BRIEF
Leave out the pictures, then reproduce the rest of the material exactly.

..............................

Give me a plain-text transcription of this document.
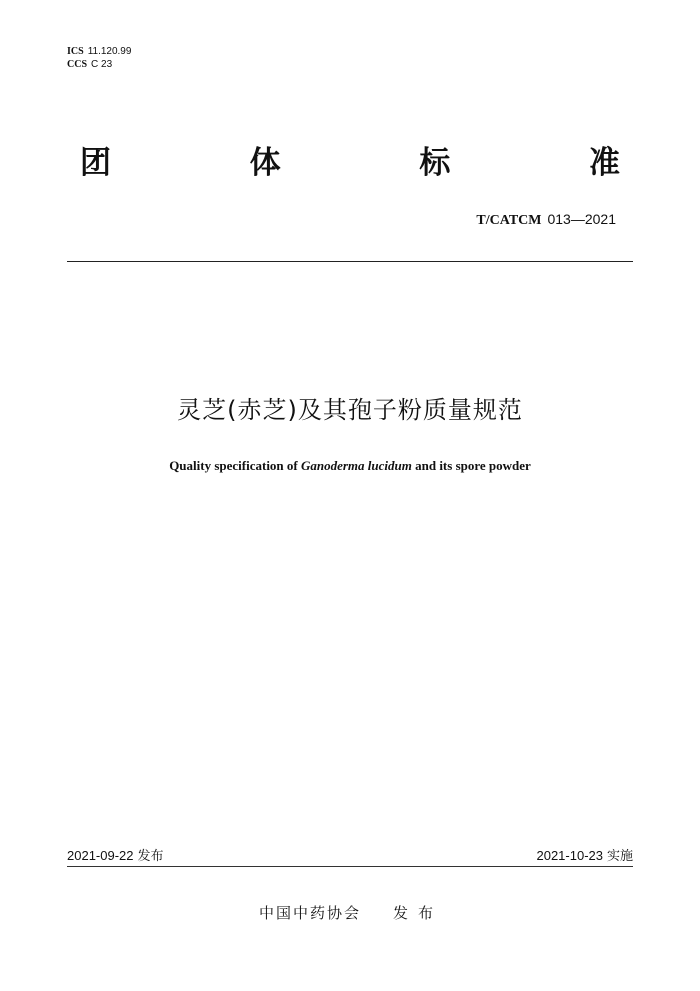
ICS 11.120.99
CCS C 23
团	体	标	准
T/CATCM 013—2021
灵芝(赤芝)及其孢子粉质量规范
Quality specification of Ganoderma lucidum and its spore powder
2021-09-22 发布	2021-10-23 实施
中国中药协会 发布
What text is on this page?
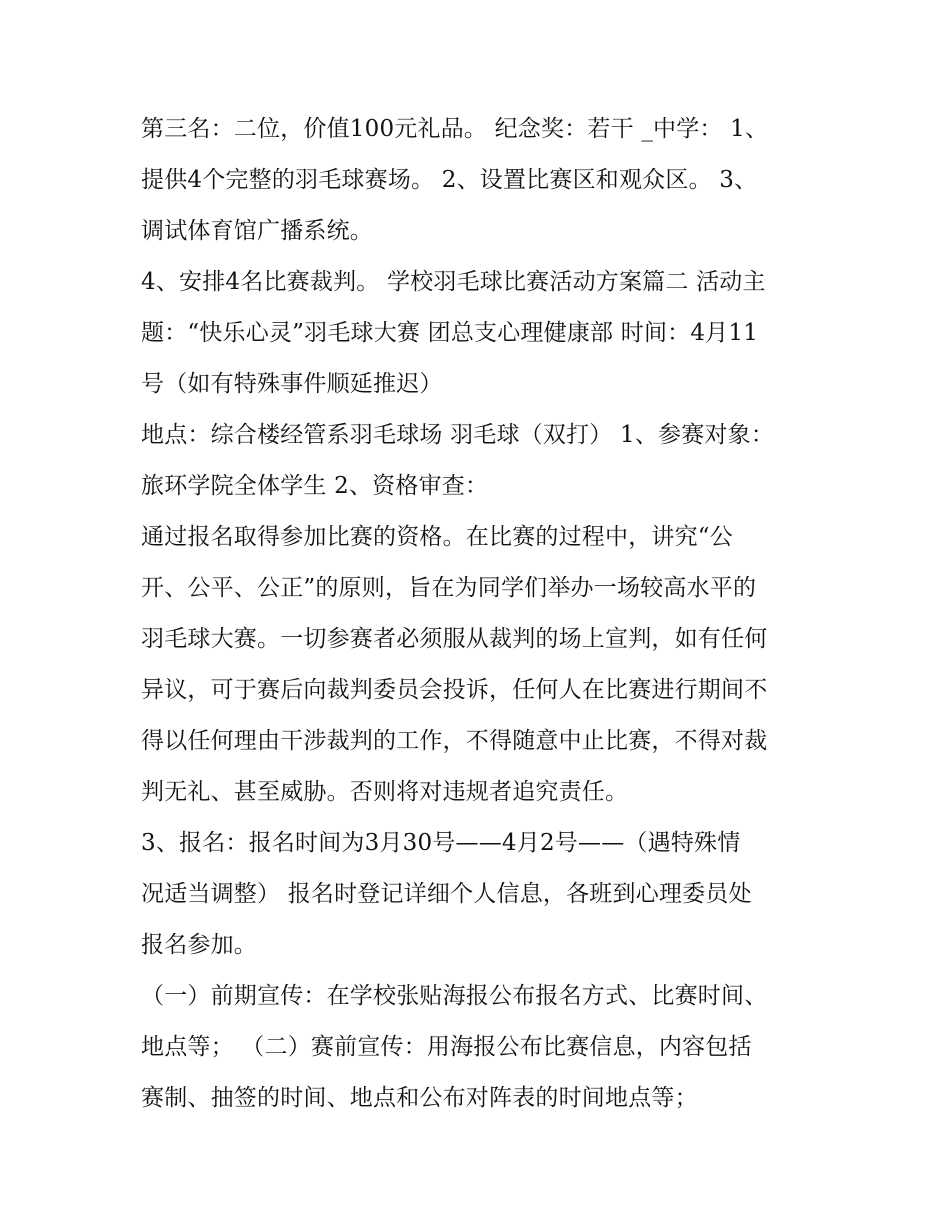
第三名：二位，价值100元礼品。 纪念奖：若干 _中学： 1、
提供4个完整的羽毛球赛场。 2、设置比赛区和观众区。 3、
调试体育馆广播系统。
4、安排4名比赛裁判。 学校羽毛球比赛活动方案篇二 活动主
题：“快乐心灵”羽毛球大赛 团总支心理健康部 时间：4月11
号（如有特殊事件顺延推迟）
地点：综合楼经管系羽毛球场 羽毛球（双打） 1、参赛对象：
旅环学院全体学生 2、资格审查：
通过报名取得参加比赛的资格。在比赛的过程中，讲究“公
开、公平、公正”的原则，旨在为同学们举办一场较高水平的
羽毛球大赛。一切参赛者必须服从裁判的场上宣判，如有任何
异议，可于赛后向裁判委员会投诉，任何人在比赛进行期间不
得以任何理由干涉裁判的工作，不得随意中止比赛，不得对裁
判无礼、甚至威胁。否则将对违规者追究责任。
3、报名：报名时间为3月30号——4月2号——（遇特殊情
况适当调整） 报名时登记详细个人信息，各班到心理委员处
报名参加。
（一）前期宣传：在学校张贴海报公布报名方式、比赛时间、
地点等； （二）赛前宣传：用海报公布比赛信息，内容包括
赛制、抽签的时间、地点和公布对阵表的时间地点等；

..............................

RESULT FOR THIS EXERCISE
Give me a plain-text transcription of this document.
ICS 11.120.99
CCS C 23
团	体	标	准
T/CATCM 013—2021
灵芝(赤芝)及其孢子粉质量规范
Quality specification of Ganoderma lucidum and its spore powder
2021-09-22 发布	2021-10-23 实施
中国中药协会 发布
What text is on this page?
第三名：二位，价值100元礼品。 纪念奖：若干 _中学： 1、
提供4个完整的羽毛球赛场。 2、设置比赛区和观众区。 3、
调试体育馆广播系统。
4、安排4名比赛裁判。 学校羽毛球比赛活动方案篇二 活动主
题：“快乐心灵”羽毛球大赛 团总支心理健康部 时间：4月11
号（如有特殊事件顺延推迟）
地点：综合楼经管系羽毛球场 羽毛球（双打） 1、参赛对象：
旅环学院全体学生 2、资格审查：
通过报名取得参加比赛的资格。在比赛的过程中，讲究“公
开、公平、公正”的原则，旨在为同学们举办一场较高水平的
羽毛球大赛。一切参赛者必须服从裁判的场上宣判，如有任何
异议，可于赛后向裁判委员会投诉，任何人在比赛进行期间不
得以任何理由干涉裁判的工作，不得随意中止比赛，不得对裁
判无礼、甚至威胁。否则将对违规者追究责任。
3、报名：报名时间为3月30号——4月2号——（遇特殊情
况适当调整） 报名时登记详细个人信息，各班到心理委员处
报名参加。
（一）前期宣传：在学校张贴海报公布报名方式、比赛时间、
地点等； （二）赛前宣传：用海报公布比赛信息，内容包括
赛制、抽签的时间、地点和公布对阵表的时间地点等；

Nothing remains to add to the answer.